start Records

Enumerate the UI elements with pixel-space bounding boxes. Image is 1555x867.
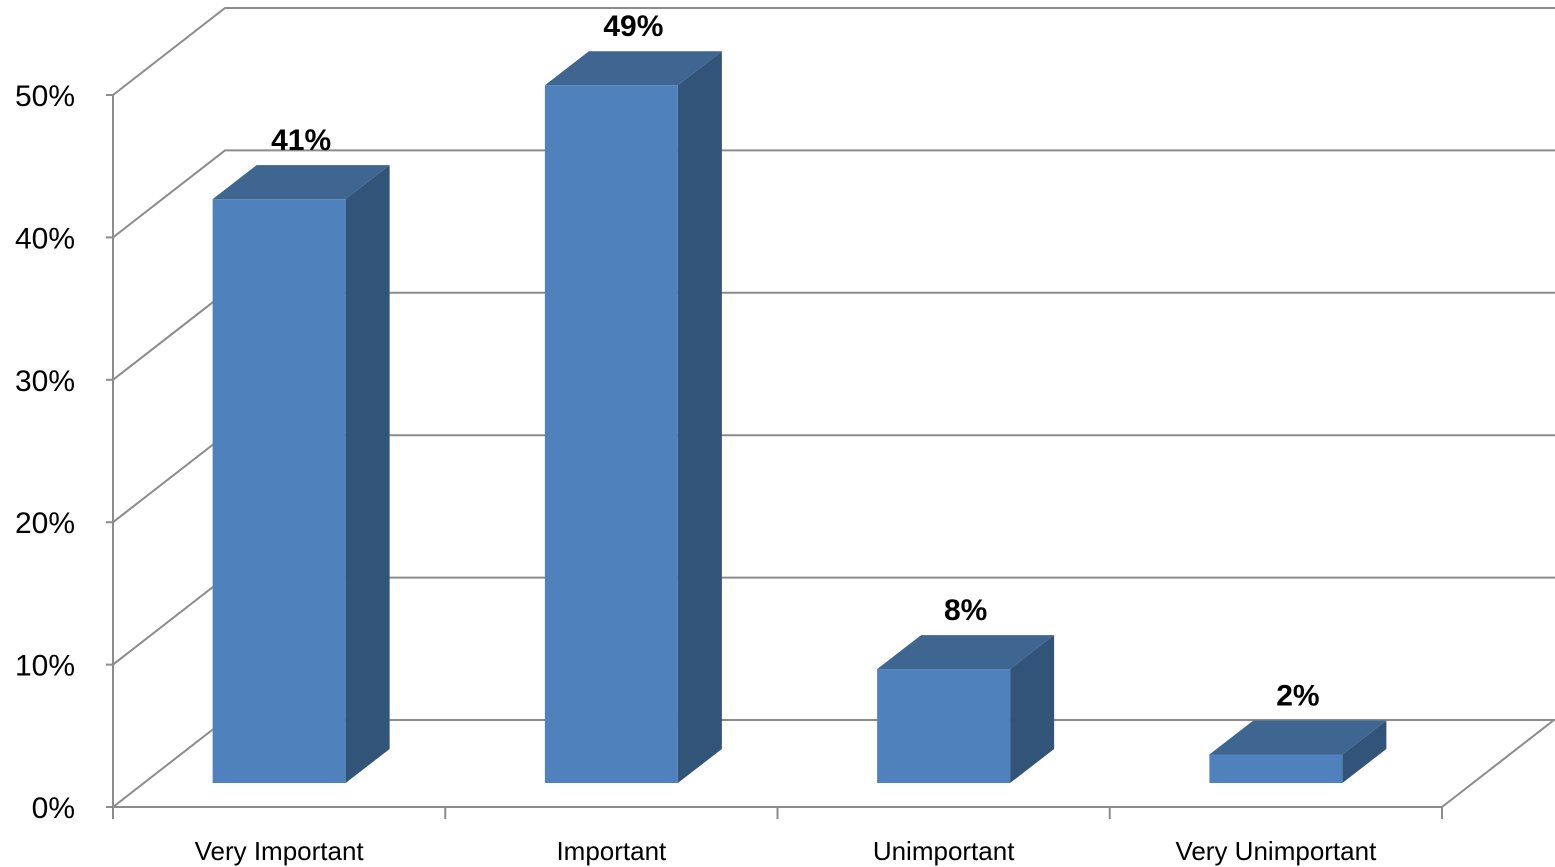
floor-right-edge bbox=[1441, 719, 1555, 808]
data-label: 8% bbox=[944, 594, 987, 627]
bar-top bbox=[1209, 720, 1387, 755]
x-tick-label: Important bbox=[556, 836, 667, 866]
bar bbox=[212, 199, 346, 783]
bar-top bbox=[877, 635, 1055, 670]
y-tick-label: 10% bbox=[15, 650, 75, 683]
x-tick-label: Unimportant bbox=[873, 836, 1015, 866]
bar bbox=[544, 85, 678, 784]
y-tick-label: 20% bbox=[15, 507, 75, 540]
axis-layer bbox=[106, 94, 1555, 819]
label-layer: 0% 10% 20% 30% 40% 50% 41% Very Important 49% Imp… bbox=[15, 10, 1377, 866]
bar bbox=[1209, 754, 1343, 783]
y-tick-label: 0% bbox=[32, 792, 75, 825]
data-label: 41% bbox=[271, 124, 331, 157]
gridline bbox=[112, 7, 1555, 96]
bar-layer bbox=[212, 51, 1387, 784]
bar bbox=[877, 669, 1011, 783]
y-tick-label: 50% bbox=[15, 80, 75, 113]
x-tick-label: Very Unimportant bbox=[1175, 836, 1377, 866]
bar-side bbox=[677, 51, 722, 784]
bar-side bbox=[1342, 720, 1387, 783]
x-tick-label: Very Important bbox=[195, 836, 365, 866]
bar-top bbox=[544, 51, 722, 86]
gridline bbox=[112, 149, 1555, 239]
bar-top bbox=[212, 165, 390, 200]
data-label: 49% bbox=[603, 10, 663, 43]
bar-side bbox=[1010, 635, 1055, 783]
y-tick-label: 40% bbox=[15, 222, 75, 255]
bar-side bbox=[345, 165, 390, 783]
y-tick-label: 30% bbox=[15, 365, 75, 398]
data-label: 2% bbox=[1276, 680, 1319, 713]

end Records

Copy out the rows between the line holding "floor-right-edge bbox=[1441, 719, 1555, 808]" and the line holding "bar-top bbox=[877, 635, 1055, 670]", inclusive, character for character.

Final answer:
floor-right-edge bbox=[1441, 719, 1555, 808]
data-label: 8% bbox=[944, 594, 987, 627]
bar-top bbox=[1209, 720, 1387, 755]
x-tick-label: Important bbox=[556, 836, 667, 866]
bar bbox=[212, 199, 346, 783]
bar-top bbox=[877, 635, 1055, 670]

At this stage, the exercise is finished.